## REQUIRED WORK
Leave out the pictures, and quote exactly the lines running from the one with "Give me a plain-text" through the last line of the entries below.

## SUPPLIED DATA
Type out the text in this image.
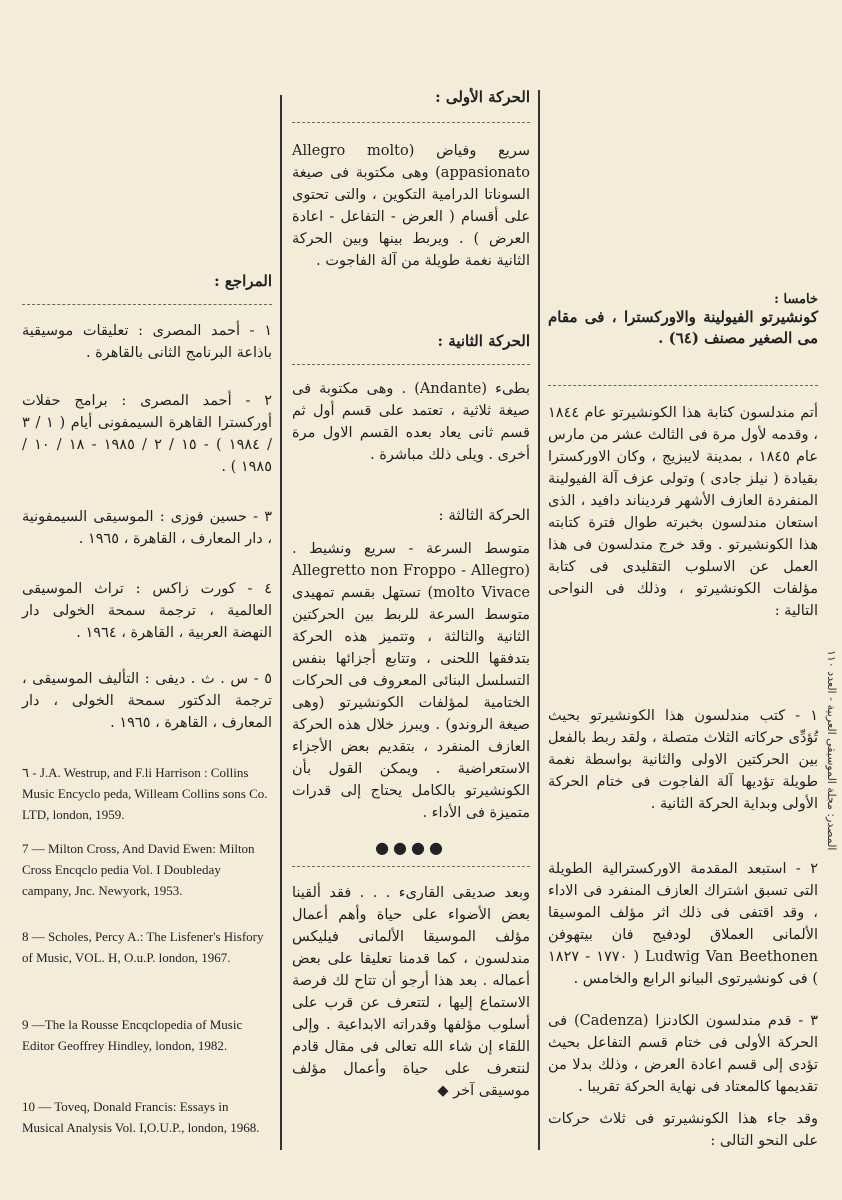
خامسا :

كونشيرتو الفيولينة والاوركسترا ، فى مقام مى الصغير مصنف (٦٤) .

أتم مندلسون كتابة هذا الكونشيرتو عام ١٨٤٤ ، وقدمه لأول مرة فى الثالث عشر من مارس عام ١٨٤٥ ، بمدينة لايبزيج ، وكان الاوركسترا بقيادة ( نيلز جادى ) وتولى عزف آلة الفيولينة المنفردة العازف الأشهر فردیناند دافید ، الذى استعان مندلسون بخبرته طوال فترة كتابته هذا الكونشيرتو . وقد خرج مندلسون فى هذا العمل عن الاسلوب التقليدى فى كتابة مؤلفات الكونشيرتو ، وذلك فى النواحى التالية :

١ - كتب مندلسون هذا الكونشيرتو بحيث تُؤدِّى حركاته الثلاث متصلة ، ولقد ربط بالفعل بين الحركتين الاولى والثانية بواسطة نغمة طويلة تؤديها آلة الفاجوت فى ختام الحركة الأولى وبداية الحركة الثانية .

٢ - استبعد المقدمة الاوركسترالية الطويلة التى تسبق اشتراك العازف المنفرد فى الاداء ، وقد اقتفى فى ذلك اثر مؤلف الموسيقا الألمانى العملاق لودفيج فان بيتهوفن Ludwig Van Beethonen ( ١٧٧٠ - ١٨٢٧ ) فى كونشيرتوى البيانو الرابع والخامس .

٣ - قدم مندلسون الكادنزا (Cadenza) فى الحركة الأولى فى ختام قسم التفاعل بحيث تؤدى إلى قسم اعادة العرض ، وذلك بدلا من تقديمها كالمعتاد فى نهاية الحركة تقريبا .

وقد جاء هذا الكونشيرتو فى ثلاث حركات على النحو التالى :

الحركة الأولى :

سريع وفياض (Allegro molto appasionato) وهى مكتوبة فى صيغة السوناتا الدرامية التكوين ، والتى تحتوى على أقسام ( العرض - التفاعل - اعادة العرض ) . ويربط بينها وبين الحركة الثانية نغمة طويلة من آلة الفاجوت .

الحركة الثانية :

بطىء (Andante) . وهى مكتوبة فى صيغة ثلاثية ، تعتمد على قسم أول ثم قسم ثانى يعاد بعده القسم الاول مرة أخرى . ويلى ذلك مباشرة .

الحركة الثالثة :

متوسط السرعة - سريع ونشيط . (Allegretto non Froppo - Allegro molto Vivace) تستهل بقسم تمهيدى متوسط السرعة للربط بين الحركتين الثانية والثالثة ، وتتميز هذه الحركة بتدفقها اللحنى ، وتتابع أجزائها بنفس التسلسل البنائى المعروف فى الحركات الختامية لمؤلفات الكونشيرتو (وهى صيغة الروندو) . ويبرز خلال هذه الحركة العازف المنفرد ، بتقديم بعض الأجزاء الاستعراضية . ويمكن القول بأن الكونشيرتو بالكامل يحتاج إلى قدرات متميزة فى الأداء .

●●●●

وبعد صديقى القارىء . . . فقد ألقينا بعض الأضواء على حياة وأهم أعمال مؤلف الموسيقا الألمانى فيليكس مندلسون ، كما قدمنا تعليقا على بعض أعماله . بعد هذا أرجو أن تتاح لك فرصة الاستماع إليها ، لتتعرف عن قرب على أسلوب مؤلفها وقدراته الابداعية . وإلى اللقاء إن شاء الله تعالى فى مقال قادم لنتعرف على حياة وأعمال مؤلف موسيقى آخر ◆

المراجع :

١ - أحمد المصرى : تعليقات موسيقية باذاعة البرنامج الثانى بالقاهرة .

٢ - أحمد المصرى : برامج حفلات أوركسترا القاهرة السيمفونى أيام ( ١ / ٣ / ١٩٨٤ ) - ١٥ / ٢ / ١٩٨٥ - ١٨ / ١٠ / ١٩٨٥ ) .

٣ - حسين فوزى : الموسيقى السيمفونية ، دار المعارف ، القاهرة ، ١٩٦٥ .

٤ - كورت زاكس : تراث الموسيقى العالمية ، ترجمة سمحة الخولى دار النهضة العربية ، القاهرة ، ١٩٦٤ .

٥ - س . ث . ديفى : التأليف الموسيقى ، ترجمة الدكتور سمحة الخولى ، دار المعارف ، القاهرة ، ١٩٦٥ .

٦ - J.A. Westrup, and F.li Harrison : Collins Music Encyclo peda, Willeam Collins sons Co. LTD, london, 1959.

7 — Milton Cross, And David Ewen: Milton Cross Encqclo pedia Vol. I Doubleday campany, Jnc. Newyork, 1953.

8 — Scholes, Percy A.: The Lisfener's Hisfory of Music, VOL. H, O.u.P. london, 1967.

9 —The la Rousse Encqclopedia of Music Editor Geoffrey Hindley, london, 1982.

10 — Toveq, Donald Francis: Essays in Musical Analysis Vol. I,O.U.P., london, 1968.

المصدر: مجلة الموسيقى العربية - العدد ١١٠
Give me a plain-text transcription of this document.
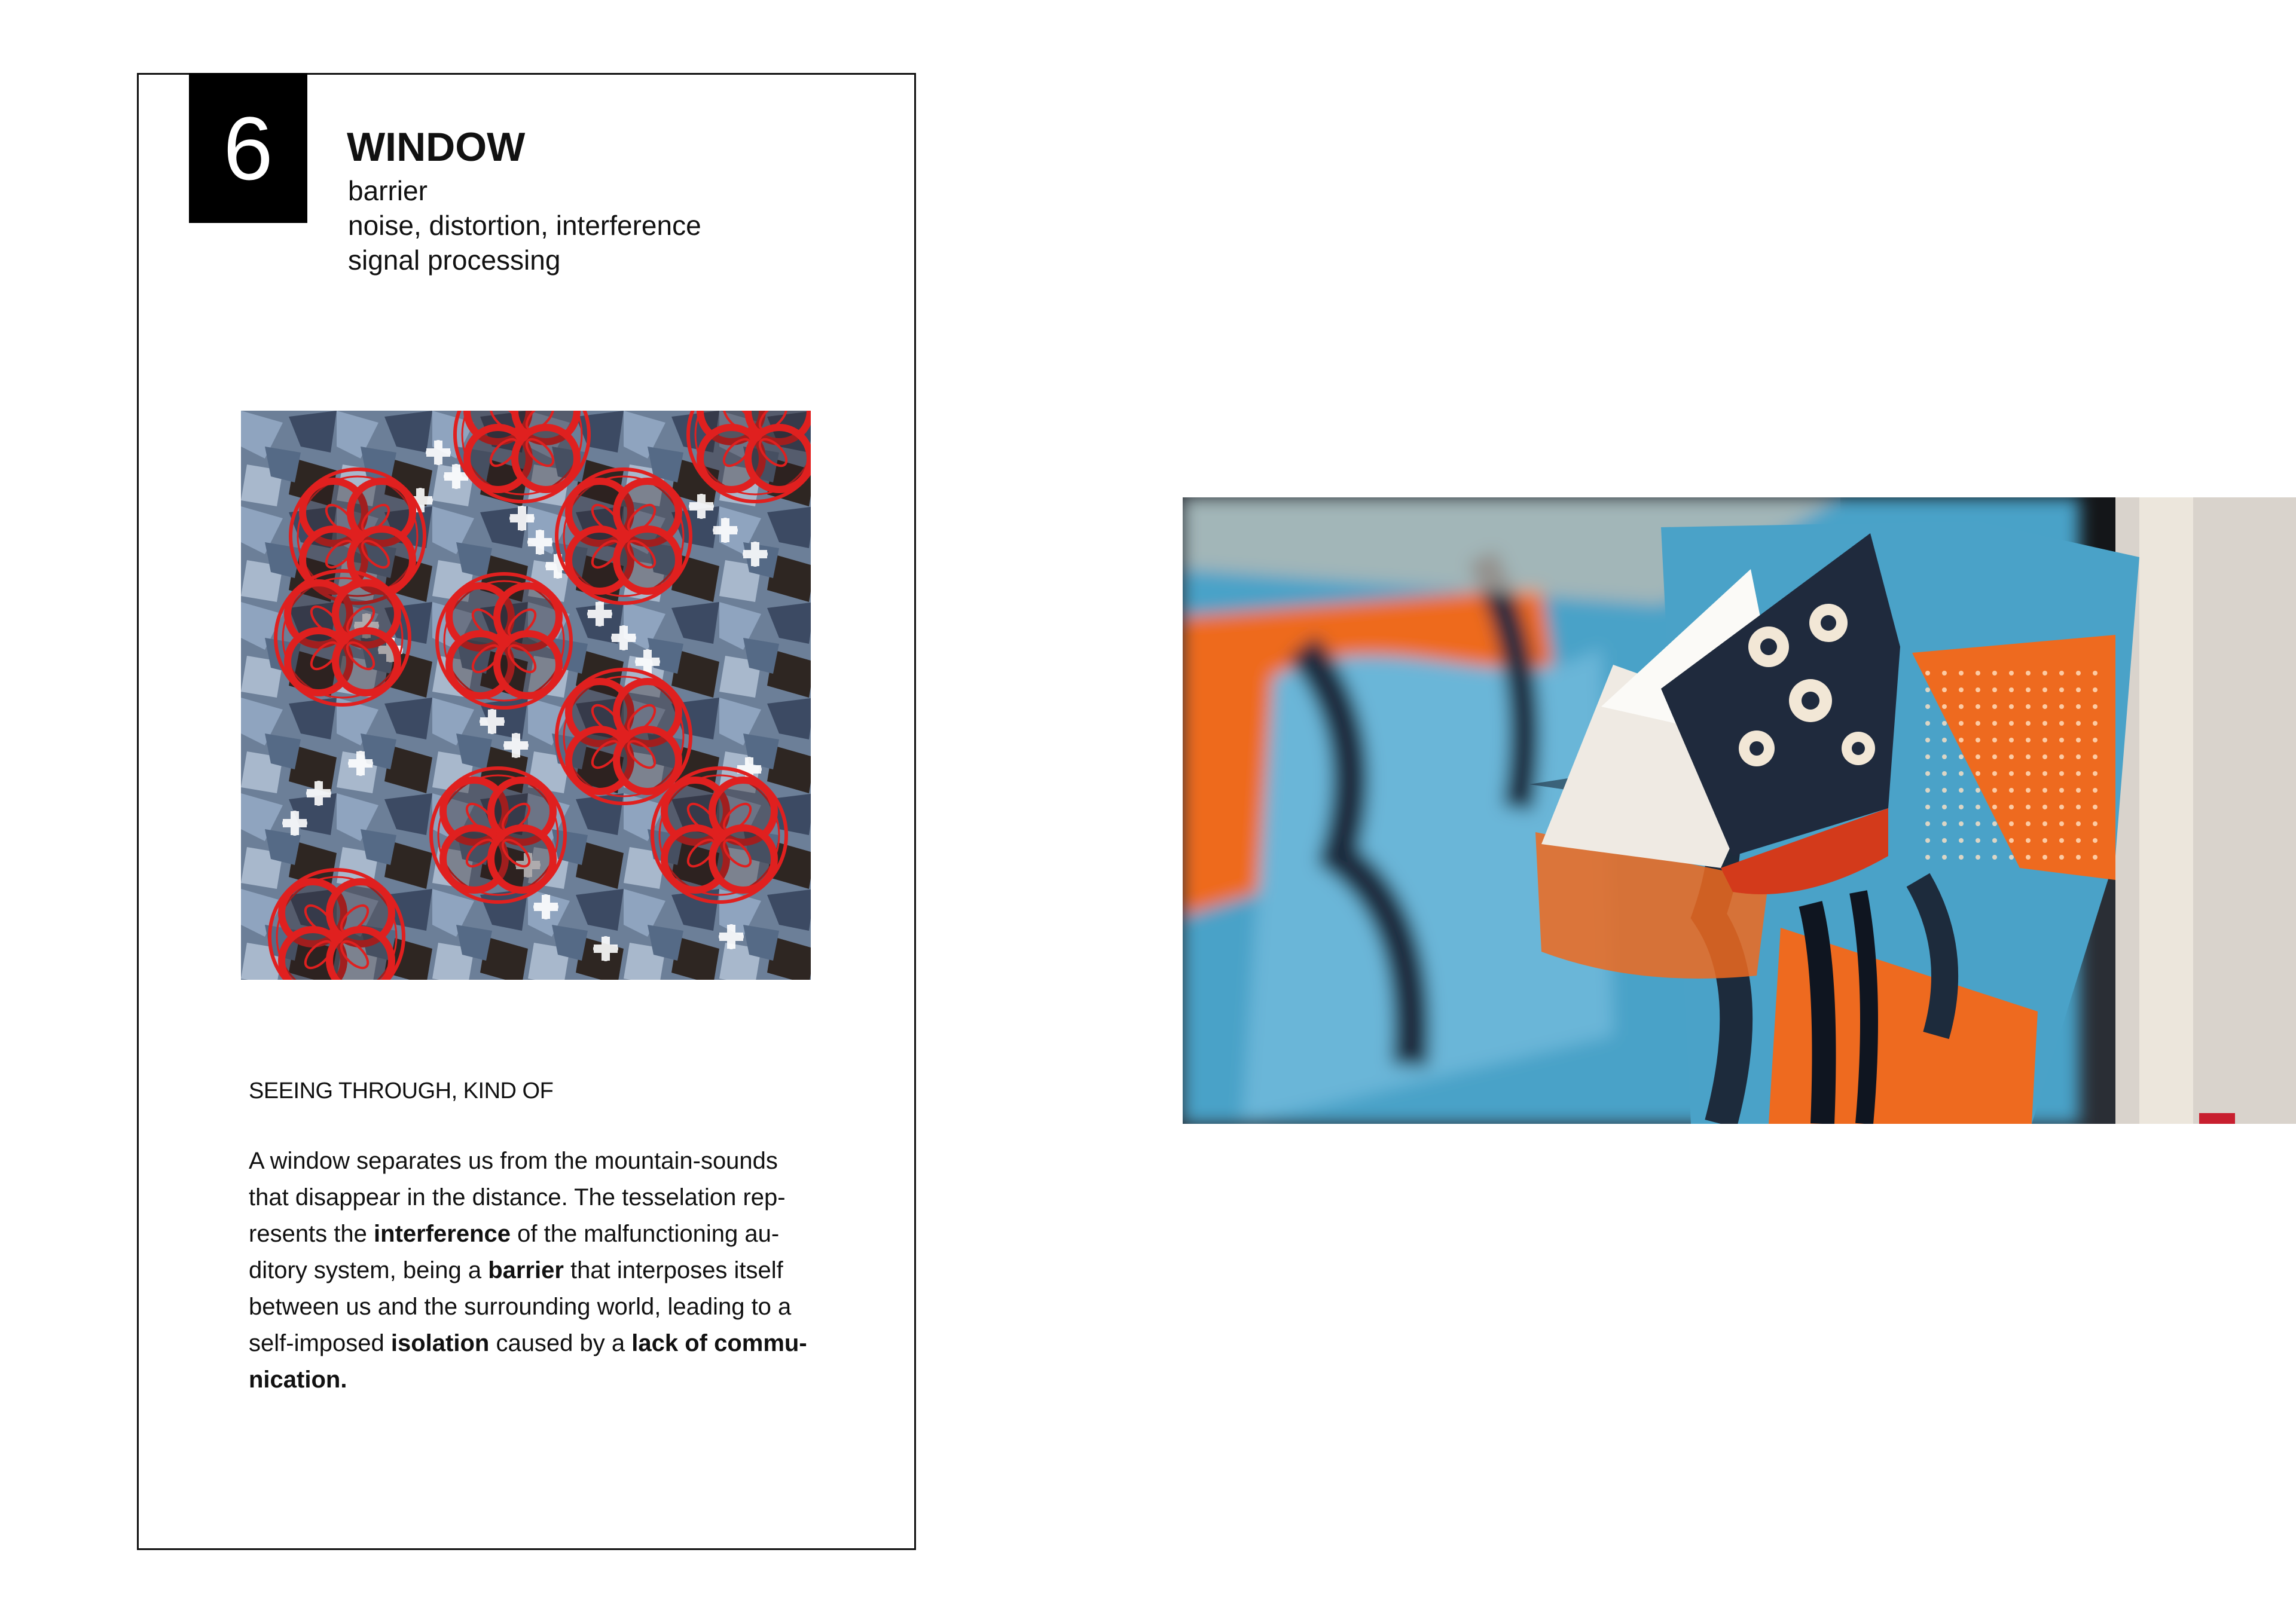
6 WINDOW
barrier
noise, distortion, interference
signal processing
SEEING THROUGH, KIND OF
A window separates us from the mountain-sounds
that disappear in the distance. The tesselation rep-
resents the interference of the malfunctioning au-
ditory system, being a barrier that interposes itself
between us and the surrounding world, leading to a
self-imposed isolation caused by a lack of commu-
nication.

## ANSWER TO THE TASK
Give me a plain-text transcription of this document.
6 WINDOW
barrier
noise, distortion, interference
signal processing
SEEING THROUGH, KIND OF
A window separates us from the mountain-sounds
that disappear in the distance. The tesselation rep-
resents the interference of the malfunctioning au-
ditory system, being a barrier that interposes itself
between us and the surrounding world, leading to a
self-imposed isolation caused by a lack of commu-
nication.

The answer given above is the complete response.